WRITTEN PROBLEM:
Transcribe the entries that follow, word for word.

MATERIAL SHOWN:
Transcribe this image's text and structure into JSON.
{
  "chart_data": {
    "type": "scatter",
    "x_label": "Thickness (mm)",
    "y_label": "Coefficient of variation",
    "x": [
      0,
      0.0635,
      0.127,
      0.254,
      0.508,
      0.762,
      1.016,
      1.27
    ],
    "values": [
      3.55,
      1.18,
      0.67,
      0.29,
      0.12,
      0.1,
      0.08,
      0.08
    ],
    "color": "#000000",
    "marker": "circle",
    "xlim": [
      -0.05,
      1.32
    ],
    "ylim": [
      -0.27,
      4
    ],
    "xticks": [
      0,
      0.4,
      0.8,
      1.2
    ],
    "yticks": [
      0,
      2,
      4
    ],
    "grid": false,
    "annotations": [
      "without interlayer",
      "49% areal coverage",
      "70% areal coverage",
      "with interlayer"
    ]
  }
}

SOLUTION TO THIS EXERCISE:
Transcribe this image's text and structure into JSON.
{
  "chart_data": {
    "type": "scatter",
    "x_label": "Thickness (mm)",
    "y_label": "Coefficient of variation",
    "x": [
      0,
      0.0635,
      0.127,
      0.254,
      0.508,
      0.762,
      1.016,
      1.27
    ],
    "values": [
      3.55,
      1.18,
      0.67,
      0.29,
      0.12,
      0.1,
      0.08,
      0.08
    ],
    "color": "#000000",
    "marker": "circle",
    "xlim": [
      -0.05,
      1.32
    ],
    "ylim": [
      -0.27,
      4
    ],
    "xticks": [
      0,
      0.4,
      0.8,
      1.2
    ],
    "yticks": [
      0,
      2,
      4
    ],
    "grid": false,
    "annotations": [
      "without interlayer",
      "49% areal coverage",
      "70% areal coverage",
      "with interlayer"
    ]
  }
}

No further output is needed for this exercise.